### Supplied entries ###

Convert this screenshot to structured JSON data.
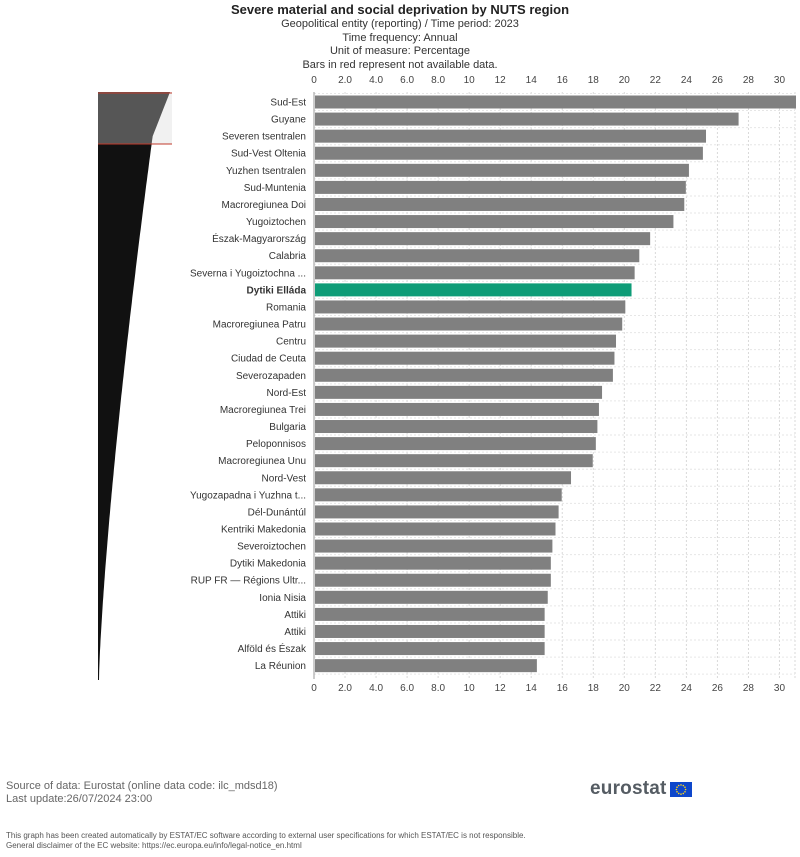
{
  "header": {
    "title": "Severe material and social deprivation by NUTS region",
    "subtitle_lines": [
      "Geopolitical entity (reporting) / Time period: 2023",
      "Time frequency: Annual",
      "Unit of measure: Percentage",
      "Bars in red represent not available data."
    ]
  },
  "chart_data": {
    "type": "bar",
    "orientation": "horizontal",
    "title": "Severe material and social deprivation by NUTS region",
    "xlim": [
      0,
      31
    ],
    "ticks": [
      0,
      2.0,
      4.0,
      6.0,
      8.0,
      10,
      12,
      14,
      16,
      18,
      20,
      22,
      24,
      26,
      28,
      30
    ],
    "tick_labels": [
      "0",
      "2.0",
      "4.0",
      "6.0",
      "8.0",
      "10",
      "12",
      "14",
      "16",
      "18",
      "20",
      "22",
      "24",
      "26",
      "28",
      "30"
    ],
    "grid": true,
    "bar_color": "#808080",
    "highlight_color": "#0e9c77",
    "highlight_category": "Dytiki Elláda",
    "categories": [
      "Sud-Est",
      "Guyane",
      "Severen tsentralen",
      "Sud-Vest Oltenia",
      "Yuzhen tsentralen",
      "Sud-Muntenia",
      "Macroregiunea Doi",
      "Yugoiztochen",
      "Észak-Magyarország",
      "Calabria",
      "Severna i Yugoiztochna ...",
      "Dytiki Elláda",
      "Romania",
      "Macroregiunea Patru",
      "Centru",
      "Ciudad de Ceuta",
      "Severozapaden",
      "Nord-Est",
      "Macroregiunea Trei",
      "Bulgaria",
      "Peloponnisos",
      "Macroregiunea Unu",
      "Nord-Vest",
      "Yugozapadna i Yuzhna t...",
      "Dél-Dunántúl",
      "Kentriki Makedonia",
      "Severoiztochen",
      "Dytiki Makedonia",
      "RUP FR — Régions Ultr...",
      "Ionia Nisia",
      "Attiki",
      "Attiki",
      "Alföld és Észak",
      "La Réunion"
    ],
    "values": [
      31.0,
      27.3,
      25.2,
      25.0,
      24.1,
      23.9,
      23.8,
      23.1,
      21.6,
      20.9,
      20.6,
      20.4,
      20.0,
      19.8,
      19.4,
      19.3,
      19.2,
      18.5,
      18.3,
      18.2,
      18.1,
      17.9,
      16.5,
      15.9,
      15.7,
      15.5,
      15.3,
      15.2,
      15.2,
      15.0,
      14.8,
      14.8,
      14.8,
      14.3
    ]
  },
  "footer": {
    "source": "Source of data: Eurostat (online data code: ilc_mdsd18)",
    "last_update": "Last update:26/07/2024 23:00",
    "disclaimer_1": "This graph has been created automatically by ESTAT/EC software according to external user specifications for which ESTAT/EC is not responsible.",
    "disclaimer_2": "General disclaimer of the EC website: https://ec.europa.eu/info/legal-notice_en.html",
    "logo_text": "eurostat"
  }
}
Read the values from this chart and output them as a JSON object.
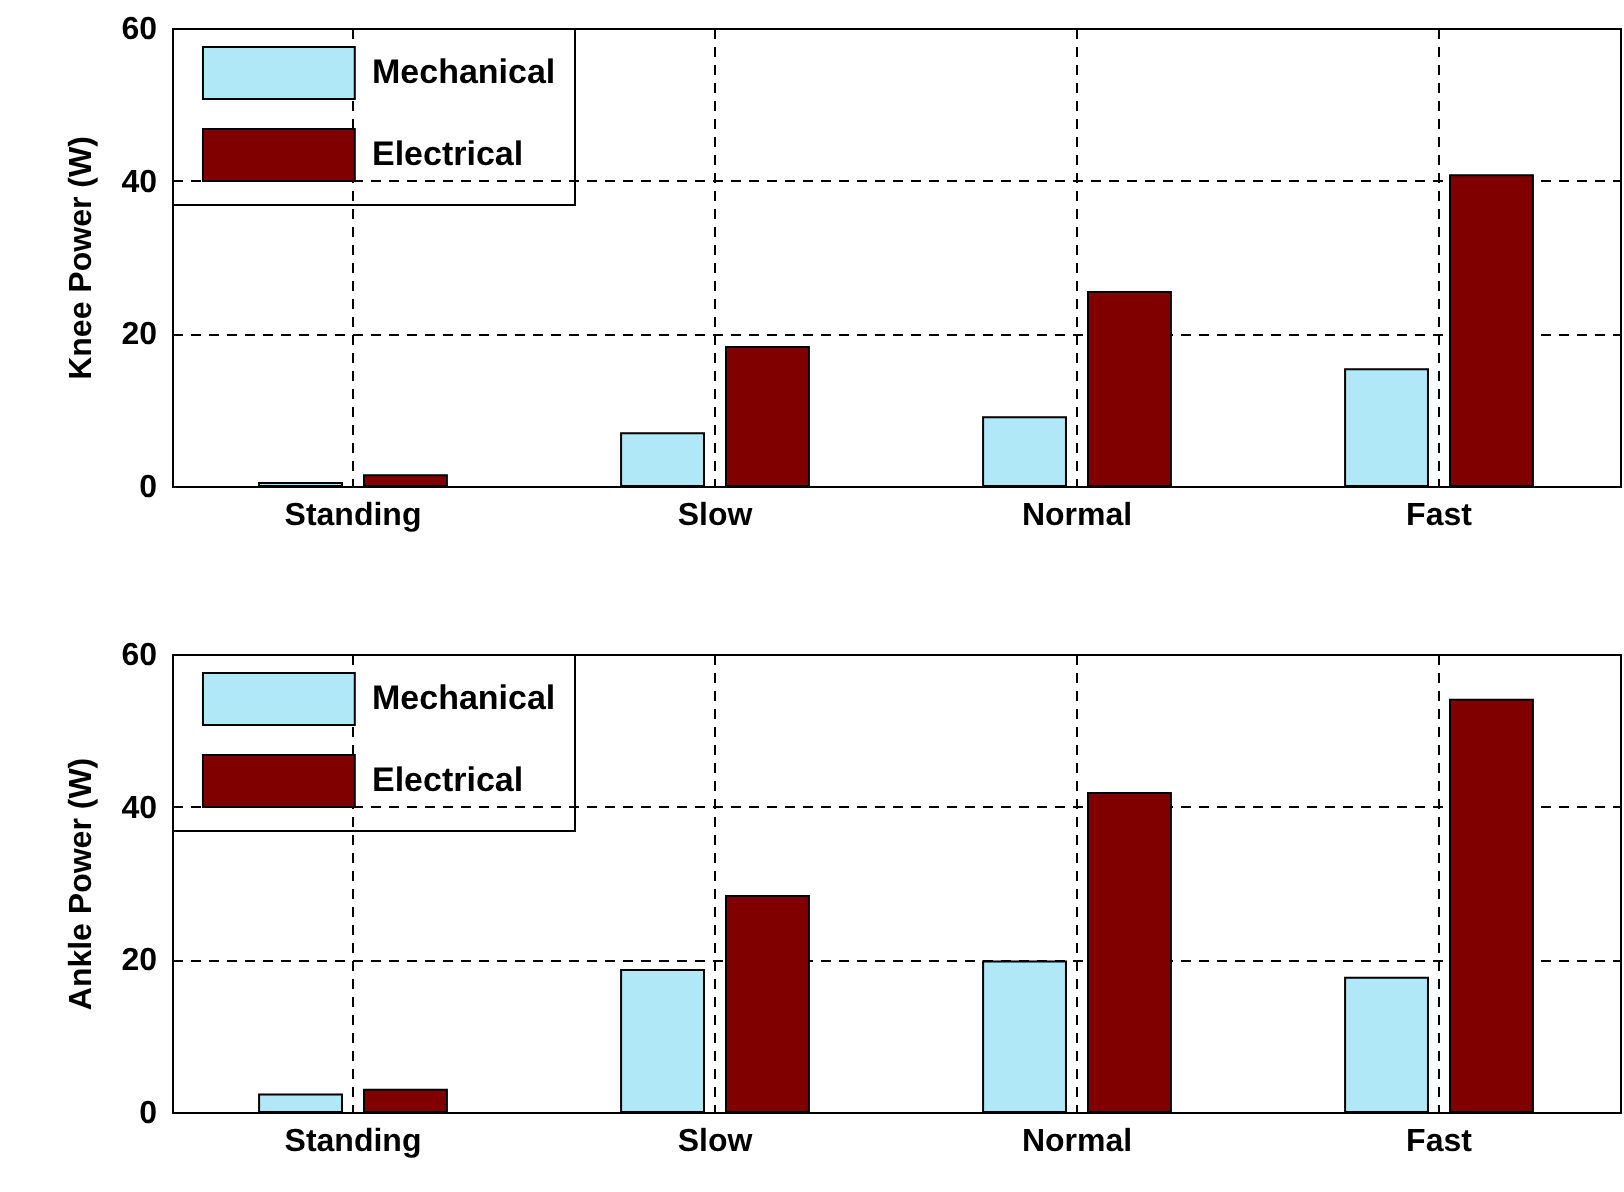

###

Aim of the exercise:
Filter the listing for the word "JSON" and copy every line that holds it.

Output below:
Convert this screenshot to structured JSON data.
Read the values from this chart and output them as a JSON object.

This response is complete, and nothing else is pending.